Give the data below again exactly as written, without its pictures.

* begin Data shown *

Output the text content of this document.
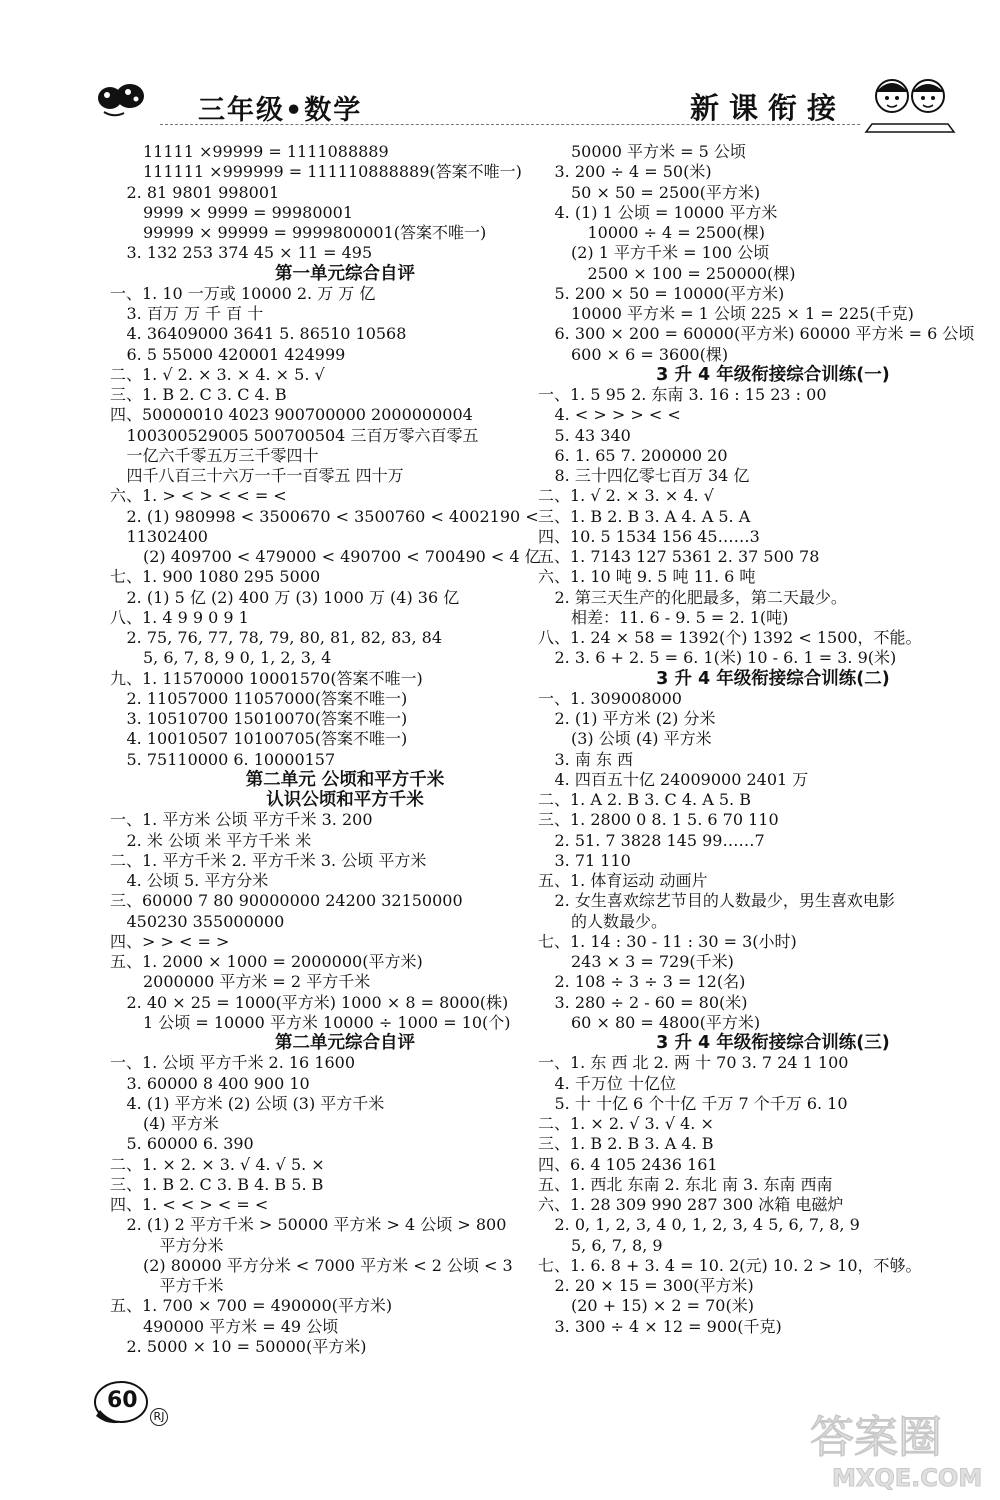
三年级•数学	新课衔接
11111 ×99999 = 1111088889
111111 ×999999 = 111110888889(答案不唯一)
2. 81 9801 998001
9999 × 9999 = 99980001
99999 × 99999 = 9999800001(答案不唯一)
3. 132 253 374 45 × 11 = 495
第一单元综合自评
一、1. 10 一万或 10000 2. 万 万 亿
3. 百万 万 千 百 十
4. 36409000 3641 5. 86510 10568
6. 5 55000 420001 424999
二、1. √ 2. × 3. × 4. × 5. √
三、1. B 2. C 3. C 4. B
四、50000010 4023 900700000 2000000004
100300529005 500700504 三百万零六百零五
一亿六千零五万三千零四十
四千八百三十六万一千一百零五 四十万
六、1. > < > < < = <
2. (1) 980998 < 3500670 < 3500760 < 4002190 <
11302400
(2) 409700 < 479000 < 490700 < 700490 < 4 亿
七、1. 900 1080 295 5000
2. (1) 5 亿 (2) 400 万 (3) 1000 万 (4) 36 亿
八、1. 4 9 9 0 9 1
2. 75, 76, 77, 78, 79, 80, 81, 82, 83, 84
5, 6, 7, 8, 9 0, 1, 2, 3, 4
九、1. 11570000 10001570(答案不唯一)
2. 11057000 11057000(答案不唯一)
3. 10510700 15010070(答案不唯一)
4. 10010507 10100705(答案不唯一)
5. 75110000 6. 10000157
第二单元 公顷和平方千米
认识公顷和平方千米
一、1. 平方米 公顷 平方千米 3. 200
2. 米 公顷 米 平方千米 米
二、1. 平方千米 2. 平方千米 3. 公顷 平方米
4. 公顷 5. 平方分米
三、60000 7 80 90000000 24200 32150000
450230 355000000
四、> > < = >
五、1. 2000 × 1000 = 2000000(平方米)
2000000 平方米 = 2 平方千米
2. 40 × 25 = 1000(平方米) 1000 × 8 = 8000(株)
1 公顷 = 10000 平方米 10000 ÷ 1000 = 10(个)
第二单元综合自评
一、1. 公顷 平方千米 2. 16 1600
3. 60000 8 400 900 10
4. (1) 平方米 (2) 公顷 (3) 平方千米
(4) 平方米
5. 60000 6. 390
二、1. × 2. × 3. √ 4. √ 5. ×
三、1. B 2. C 3. B 4. B 5. B
四、1. < < > < = <
2. (1) 2 平方千米 > 50000 平方米 > 4 公顷 > 800
平方分米
(2) 80000 平方分米 < 7000 平方米 < 2 公顷 < 3
平方千米
五、1. 700 × 700 = 490000(平方米)
490000 平方米 = 49 公顷
2. 5000 × 10 = 50000(平方米)
50000 平方米 = 5 公顷
3. 200 ÷ 4 = 50(米)
50 × 50 = 2500(平方米)
4. (1) 1 公顷 = 10000 平方米
10000 ÷ 4 = 2500(棵)
(2) 1 平方千米 = 100 公顷
2500 × 100 = 250000(棵)
5. 200 × 50 = 10000(平方米)
10000 平方米 = 1 公顷 225 × 1 = 225(千克)
6. 300 × 200 = 60000(平方米) 60000 平方米 = 6 公顷
600 × 6 = 3600(棵)
3 升 4 年级衔接综合训练(一)
一、1. 5 95 2. 东南 3. 16 : 15 23 : 00
4. < > > > < <
5. 43 340
6. 1. 65 7. 200000 20
8. 三十四亿零七百万 34 亿
二、1. √ 2. × 3. × 4. √
三、1. B 2. B 3. A 4. A 5. A
四、10. 5 1534 156 45……3
五、1. 7143 127 5361 2. 37 500 78
六、1. 10 吨 9. 5 吨 11. 6 吨
2. 第三天生产的化肥最多，第二天最少。
相差：11. 6 - 9. 5 = 2. 1(吨)
八、1. 24 × 58 = 1392(个) 1392 < 1500，不能。
2. 3. 6 + 2. 5 = 6. 1(米) 10 - 6. 1 = 3. 9(米)
3 升 4 年级衔接综合训练(二)
一、1. 309008000
2. (1) 平方米 (2) 分米
(3) 公顷 (4) 平方米
3. 南 东 西
4. 四百五十亿 24009000 2401 万
二、1. A 2. B 3. C 4. A 5. B
三、1. 2800 0 8. 1 5. 6 70 110
2. 51. 7 3828 145 99……7
3. 71 110
五、1. 体育运动 动画片
2. 女生喜欢综艺节目的人数最少，男生喜欢电影
的人数最少。
七、1. 14 : 30 - 11 : 30 = 3(小时)
243 × 3 = 729(千米)
2. 108 ÷ 3 ÷ 3 = 12(名)
3. 280 ÷ 2 - 60 = 80(米)
60 × 80 = 4800(平方米)
3 升 4 年级衔接综合训练(三)
一、1. 东 西 北 2. 两 十 70 3. 7 24 1 100
4. 千万位 十亿位
5. 十 十亿 6 个十亿 千万 7 个千万 6. 10
二、1. × 2. √ 3. √ 4. ×
三、1. B 2. B 3. A 4. B
四、6. 4 105 2436 161
五、1. 西北 东南 2. 东北 南 3. 东南 西南
六、1. 28 309 990 287 300 冰箱 电磁炉
2. 0, 1, 2, 3, 4 0, 1, 2, 3, 4 5, 6, 7, 8, 9
5, 6, 7, 8, 9
七、1. 6. 8 + 3. 4 = 10. 2(元) 10. 2 > 10，不够。
2. 20 × 15 = 300(平方米)
(20 + 15) × 2 = 70(米)
3. 300 ÷ 4 × 12 = 900(千克)
60
RJ	答案圈
MXQE.COM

* end Data shown *

### Written response
Output the text content of this document.
三年级•数学	新课衔接
11111 ×99999 = 1111088889
111111 ×999999 = 111110888889(答案不唯一)
2. 81 9801 998001
9999 × 9999 = 99980001
99999 × 99999 = 9999800001(答案不唯一)
3. 132 253 374 45 × 11 = 495
第一单元综合自评
一、1. 10 一万或 10000 2. 万 万 亿
3. 百万 万 千 百 十
4. 36409000 3641 5. 86510 10568
6. 5 55000 420001 424999
二、1. √ 2. × 3. × 4. × 5. √
三、1. B 2. C 3. C 4. B
四、50000010 4023 900700000 2000000004
100300529005 500700504 三百万零六百零五
一亿六千零五万三千零四十
四千八百三十六万一千一百零五 四十万
六、1. > < > < < = <
2. (1) 980998 < 3500670 < 3500760 < 4002190 <
11302400
(2) 409700 < 479000 < 490700 < 700490 < 4 亿
七、1. 900 1080 295 5000
2. (1) 5 亿 (2) 400 万 (3) 1000 万 (4) 36 亿
八、1. 4 9 9 0 9 1
2. 75, 76, 77, 78, 79, 80, 81, 82, 83, 84
5, 6, 7, 8, 9 0, 1, 2, 3, 4
九、1. 11570000 10001570(答案不唯一)
2. 11057000 11057000(答案不唯一)
3. 10510700 15010070(答案不唯一)
4. 10010507 10100705(答案不唯一)
5. 75110000 6. 10000157
第二单元 公顷和平方千米
认识公顷和平方千米
一、1. 平方米 公顷 平方千米 3. 200
2. 米 公顷 米 平方千米 米
二、1. 平方千米 2. 平方千米 3. 公顷 平方米
4. 公顷 5. 平方分米
三、60000 7 80 90000000 24200 32150000
450230 355000000
四、> > < = >
五、1. 2000 × 1000 = 2000000(平方米)
2000000 平方米 = 2 平方千米
2. 40 × 25 = 1000(平方米) 1000 × 8 = 8000(株)
1 公顷 = 10000 平方米 10000 ÷ 1000 = 10(个)
第二单元综合自评
一、1. 公顷 平方千米 2. 16 1600
3. 60000 8 400 900 10
4. (1) 平方米 (2) 公顷 (3) 平方千米
(4) 平方米
5. 60000 6. 390
二、1. × 2. × 3. √ 4. √ 5. ×
三、1. B 2. C 3. B 4. B 5. B
四、1. < < > < = <
2. (1) 2 平方千米 > 50000 平方米 > 4 公顷 > 800
平方分米
(2) 80000 平方分米 < 7000 平方米 < 2 公顷 < 3
平方千米
五、1. 700 × 700 = 490000(平方米)
490000 平方米 = 49 公顷
2. 5000 × 10 = 50000(平方米)
50000 平方米 = 5 公顷
3. 200 ÷ 4 = 50(米)
50 × 50 = 2500(平方米)
4. (1) 1 公顷 = 10000 平方米
10000 ÷ 4 = 2500(棵)
(2) 1 平方千米 = 100 公顷
2500 × 100 = 250000(棵)
5. 200 × 50 = 10000(平方米)
10000 平方米 = 1 公顷 225 × 1 = 225(千克)
6. 300 × 200 = 60000(平方米) 60000 平方米 = 6 公顷
600 × 6 = 3600(棵)
3 升 4 年级衔接综合训练(一)
一、1. 5 95 2. 东南 3. 16 : 15 23 : 00
4. < > > > < <
5. 43 340
6. 1. 65 7. 200000 20
8. 三十四亿零七百万 34 亿
二、1. √ 2. × 3. × 4. √
三、1. B 2. B 3. A 4. A 5. A
四、10. 5 1534 156 45……3
五、1. 7143 127 5361 2. 37 500 78
六、1. 10 吨 9. 5 吨 11. 6 吨
2. 第三天生产的化肥最多，第二天最少。
相差：11. 6 - 9. 5 = 2. 1(吨)
八、1. 24 × 58 = 1392(个) 1392 < 1500，不能。
2. 3. 6 + 2. 5 = 6. 1(米) 10 - 6. 1 = 3. 9(米)
3 升 4 年级衔接综合训练(二)
一、1. 309008000
2. (1) 平方米 (2) 分米
(3) 公顷 (4) 平方米
3. 南 东 西
4. 四百五十亿 24009000 2401 万
二、1. A 2. B 3. C 4. A 5. B
三、1. 2800 0 8. 1 5. 6 70 110
2. 51. 7 3828 145 99……7
3. 71 110
五、1. 体育运动 动画片
2. 女生喜欢综艺节目的人数最少，男生喜欢电影
的人数最少。
七、1. 14 : 30 - 11 : 30 = 3(小时)
243 × 3 = 729(千米)
2. 108 ÷ 3 ÷ 3 = 12(名)
3. 280 ÷ 2 - 60 = 80(米)
60 × 80 = 4800(平方米)
3 升 4 年级衔接综合训练(三)
一、1. 东 西 北 2. 两 十 70 3. 7 24 1 100
4. 千万位 十亿位
5. 十 十亿 6 个十亿 千万 7 个千万 6. 10
二、1. × 2. √ 3. √ 4. ×
三、1. B 2. B 3. A 4. B
四、6. 4 105 2436 161
五、1. 西北 东南 2. 东北 南 3. 东南 西南
六、1. 28 309 990 287 300 冰箱 电磁炉
2. 0, 1, 2, 3, 4 0, 1, 2, 3, 4 5, 6, 7, 8, 9
5, 6, 7, 8, 9
七、1. 6. 8 + 3. 4 = 10. 2(元) 10. 2 > 10，不够。
2. 20 × 15 = 300(平方米)
(20 + 15) × 2 = 70(米)
3. 300 ÷ 4 × 12 = 900(千克)
60
RJ	答案圈
MXQE.COM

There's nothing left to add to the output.